* [Problems to work on]:
(a) From the message about OpenSUSE's tar defaults, list every format name that the tar help output gives as a value for --format.
(b) Resume the message about OpenSUSE's tar defaults and write what follows its final sentence.

Tomas Vondra <tomas@vondra.me> writes:
> On 4/2/26 19:43, Tom Lane wrote:
>> Tomas Vondra <tomas@vondra.me> writes:
>>> Maybe there's something special about OpenSUSE?
>> Apparently its version of "tar" will produce pax-extended files
>> at the drop of a hat. I have an OpenSUSE image around here
>> somewhere, will see if I can reproduce this. But while I'm
>> asking, what filesystem are those animals running on top of?
> btrfs
Yup, so capable of making sparse WAL files. I can reproduce the
problem here, and what I see is
> tar --version
tar (GNU tar) 1.34
Copyright (C) 2021 Free Software Foundation, Inc.
...
> tar -?
...
-H, --format=FORMAT create archive of the given format
FORMAT is one of the following:
gnu GNU tar 1.13.x format
oldgnu GNU format as per tar <= 1.12
pax POSIX 1003.1-2001 (pax) format
posix same as pax
ustar POSIX 1003.1-1988 (ustar) format
v7 old V7 tar format
...
*This* tar defaults to:
--format=posix -f- -b20 --quoting-style=escape --rmt-command=/usr/bin/rmt
--rsh-command=/usr/bin/ssh
So there you have it: pax format by default. This is unlike what
I see on RHEL or Fedora:
...

* [Items]:
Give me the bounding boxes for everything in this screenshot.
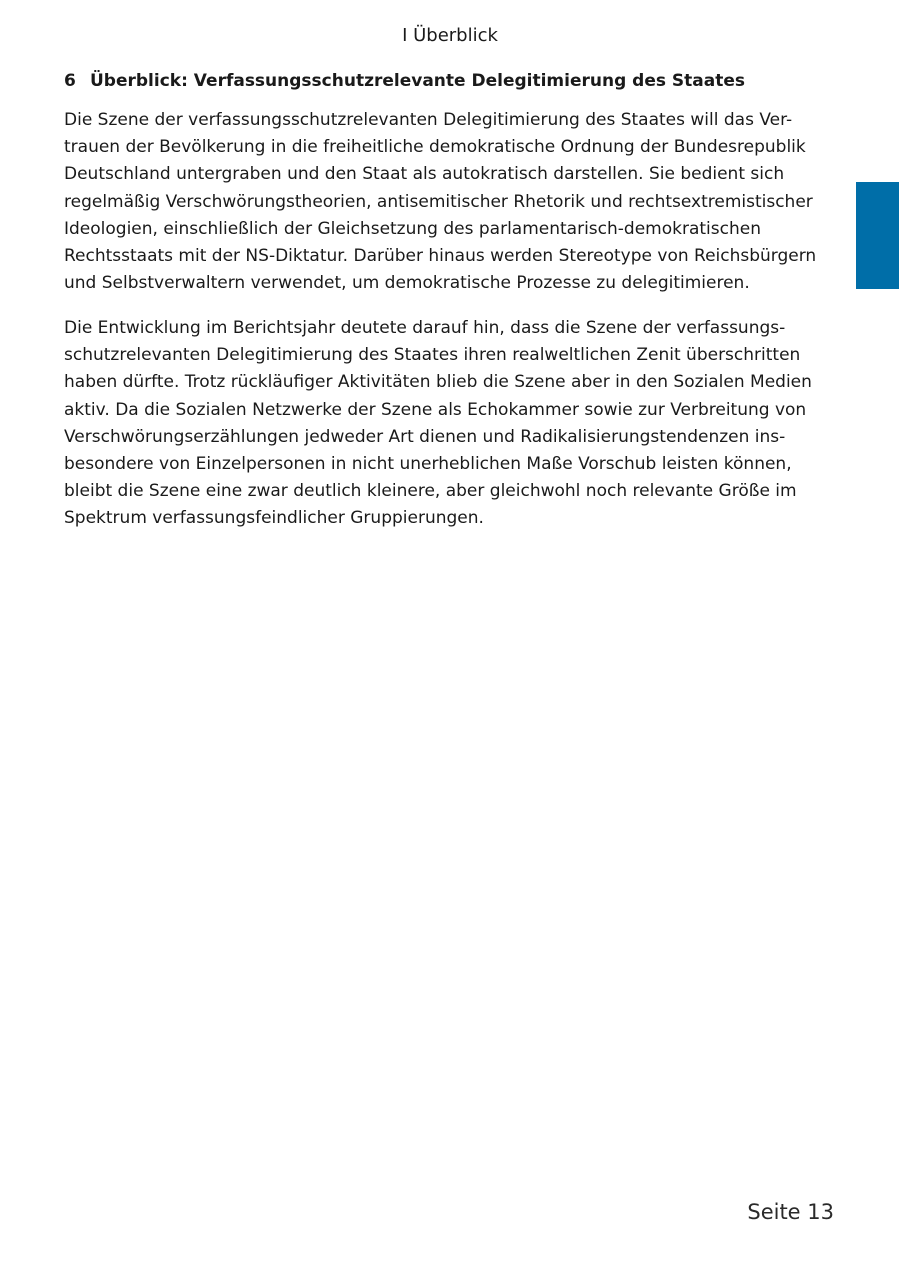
text-line: Spektrum verfassungsfeindlicher Gruppierungen. xyxy=(64,508,484,529)
text-line: Verschwörungserzählungen jedweder Art dienen und Radikalisierungstendenzen ins- xyxy=(64,426,786,447)
text-line: besondere von Einzelpersonen in nicht unerheblichen Maße Vorschub leisten können, xyxy=(64,454,792,475)
text-line: Ideologien, einschließlich der Gleichsetzung des parlamentarisch-demokratischen xyxy=(64,218,761,239)
text-line: regelmäßig Verschwörungstheorien, antisemitischer Rhetorik und rechtsextremistischer xyxy=(64,191,813,212)
text-line: Die Entwicklung im Berichtsjahr deutete darauf hin, dass die Szene der verfassungs- xyxy=(64,318,786,338)
text-line: haben dürfte. Trotz rückläufiger Aktivitäten blieb die Szene aber in den Sozialen Medien xyxy=(64,372,812,393)
text-line: schutzrelevanten Delegitimierung des Staates ihren realweltlichen Zenit überschritten xyxy=(64,345,801,366)
paragraph-2 xyxy=(64,315,824,533)
text-line: und Selbstverwaltern verwendet, um demokratische Prozesse zu delegitimieren. xyxy=(64,273,750,294)
section-heading xyxy=(64,69,824,93)
text-line: Deutschland untergraben und den Staat als autokratisch darstellen. Sie bedient sich xyxy=(64,164,785,185)
chapter-side-tab xyxy=(856,182,899,289)
running-header: I Überblick xyxy=(402,25,498,46)
text-line: Rechtsstaats mit der NS-Diktatur. Darüber hinaus werden Stereotype von Reichsbürgern xyxy=(64,246,817,267)
text-line: Die Szene der verfassungsschutzrelevanten Delegitimierung des Staates will das Ver- xyxy=(64,110,793,130)
page-number: Seite 13 xyxy=(747,1200,834,1224)
section-number: 6 xyxy=(64,71,76,91)
text-line: trauen der Bevölkerung in die freiheitliche demokratische Ordnung der Bundesrepublik xyxy=(64,137,806,158)
section-title: Überblick: Verfassungsschutzrelevante Delegitimierung des Staates xyxy=(90,71,745,91)
text-line: bleibt die Szene eine zwar deutlich kleinere, aber gleichwohl noch relevante Größe im xyxy=(64,481,797,502)
paragraph-1 xyxy=(64,107,824,297)
text-line: aktiv. Da die Sozialen Netzwerke der Szene als Echokammer sowie zur Verbreitung von xyxy=(64,399,807,420)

* [Responses to the tasks]:
(a) gnu, oldgnu, pax, posix, ustar, v7

(b)
*This* tar defaults to:
--format=gnu -f- -b20 --quoting-style=escape --rmt-command=/etc/rmt
--rsh-command=/usr/bin/ssh
So it looks like we need a switch hack similar to what we did for
BSD tar, but injecting "--format=gnu" (or perhaps "--format=ustar"?)
if the tar program will take that.
Interestingly, pg_verifybackup's t/003_corruption.pl test also fails
with the same issue, so apparently this platform is even more
aggressive about sparse-ifying files than Thomas' FreeBSD box.
I wonder how come we managed to pass that test case before on
these machines.
I'm inclined to push the logic for selecting these tar options
into some common subroutine in Test::Utils, rather than having
two copies (and maybe more later).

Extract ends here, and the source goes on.